[Stored items]
________

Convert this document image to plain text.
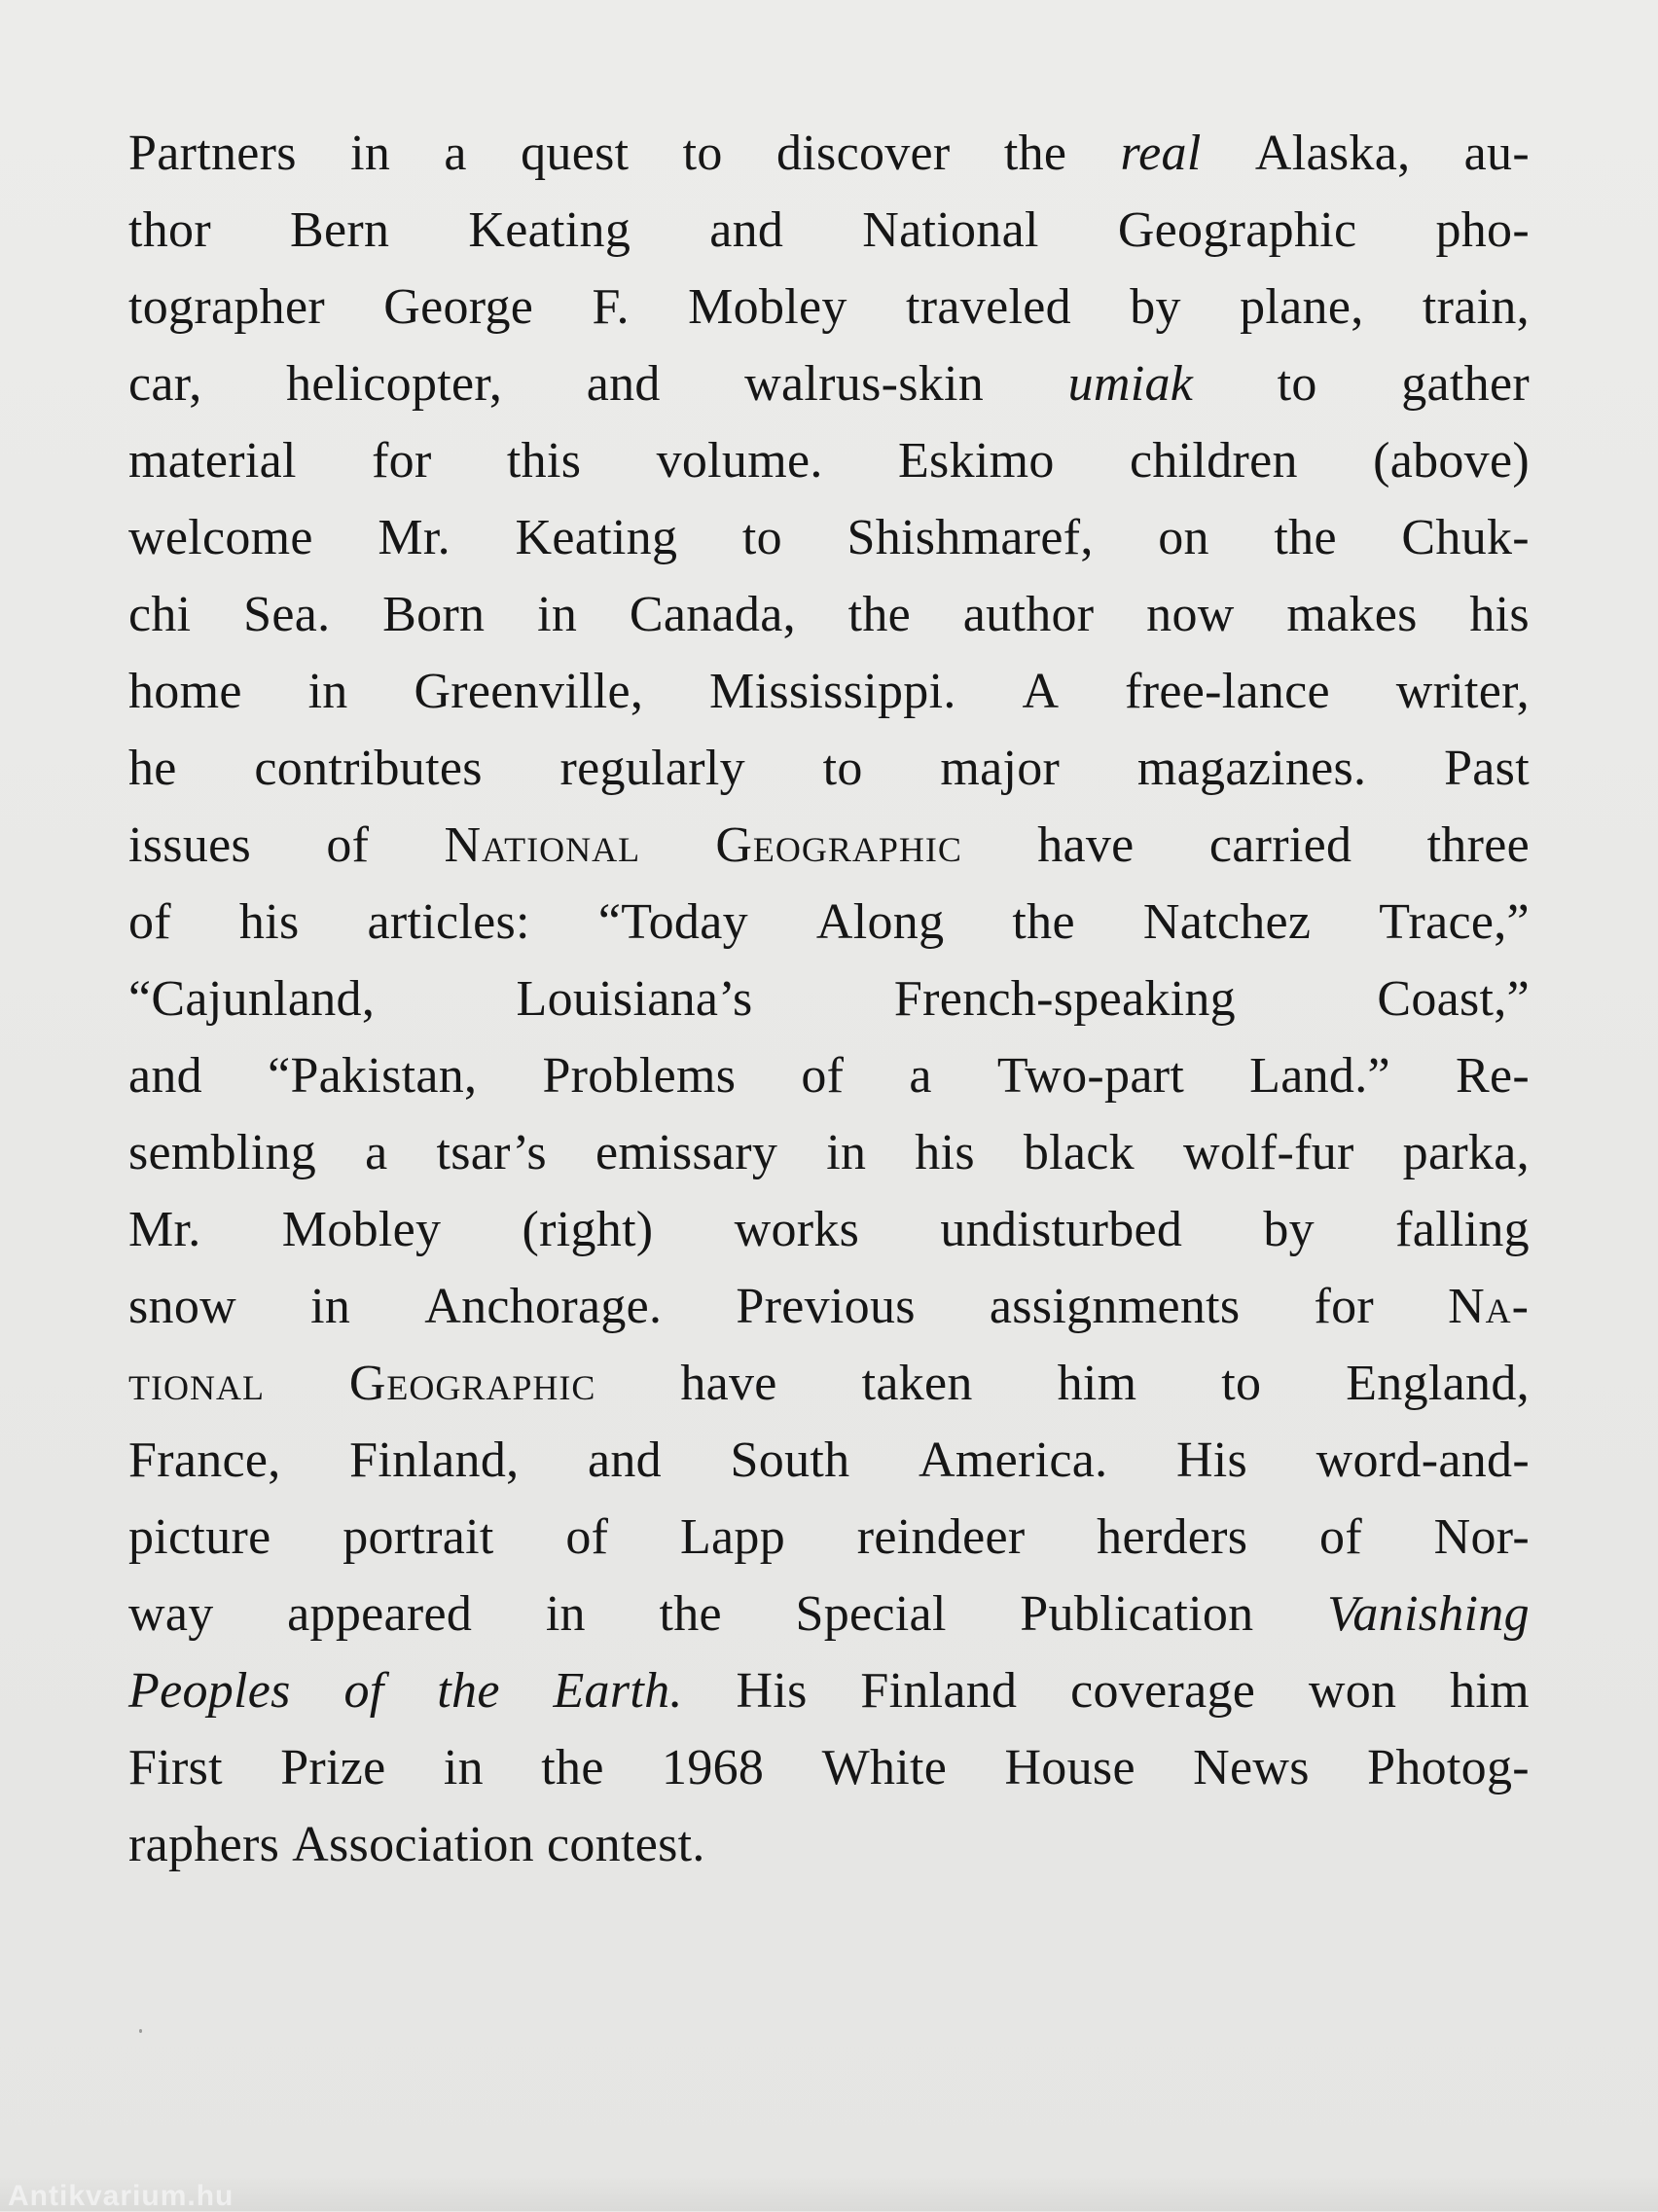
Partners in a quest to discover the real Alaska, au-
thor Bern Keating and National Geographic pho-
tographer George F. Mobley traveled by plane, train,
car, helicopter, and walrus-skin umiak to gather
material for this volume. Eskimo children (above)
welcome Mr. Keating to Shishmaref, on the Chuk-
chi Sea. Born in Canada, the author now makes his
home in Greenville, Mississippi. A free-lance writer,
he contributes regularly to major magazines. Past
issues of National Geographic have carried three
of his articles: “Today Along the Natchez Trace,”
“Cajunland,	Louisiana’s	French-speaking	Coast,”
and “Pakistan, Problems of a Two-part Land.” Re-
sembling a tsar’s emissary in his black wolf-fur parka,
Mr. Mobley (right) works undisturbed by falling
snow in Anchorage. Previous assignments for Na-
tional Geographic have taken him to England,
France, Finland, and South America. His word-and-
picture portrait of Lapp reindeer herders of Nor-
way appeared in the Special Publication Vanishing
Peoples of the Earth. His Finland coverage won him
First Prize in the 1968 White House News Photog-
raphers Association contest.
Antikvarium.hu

________

Instructions for the task:
Return all of the data exactly as written, and drop the pictures.

Response:
Convert this document image to plain text.
Partners in a quest to discover the real Alaska, au-
thor Bern Keating and National Geographic pho-
tographer George F. Mobley traveled by plane, train,
car, helicopter, and walrus-skin umiak to gather
material for this volume. Eskimo children (above)
welcome Mr. Keating to Shishmaref, on the Chuk-
chi Sea. Born in Canada, the author now makes his
home in Greenville, Mississippi. A free-lance writer,
he contributes regularly to major magazines. Past
issues of National Geographic have carried three
of his articles: “Today Along the Natchez Trace,”
“Cajunland,	Louisiana’s	French-speaking	Coast,”
and “Pakistan, Problems of a Two-part Land.” Re-
sembling a tsar’s emissary in his black wolf-fur parka,
Mr. Mobley (right) works undisturbed by falling
snow in Anchorage. Previous assignments for Na-
tional Geographic have taken him to England,
France, Finland, and South America. His word-and-
picture portrait of Lapp reindeer herders of Nor-
way appeared in the Special Publication Vanishing
Peoples of the Earth. His Finland coverage won him
First Prize in the 1968 White House News Photog-
raphers Association contest.
Antikvarium.hu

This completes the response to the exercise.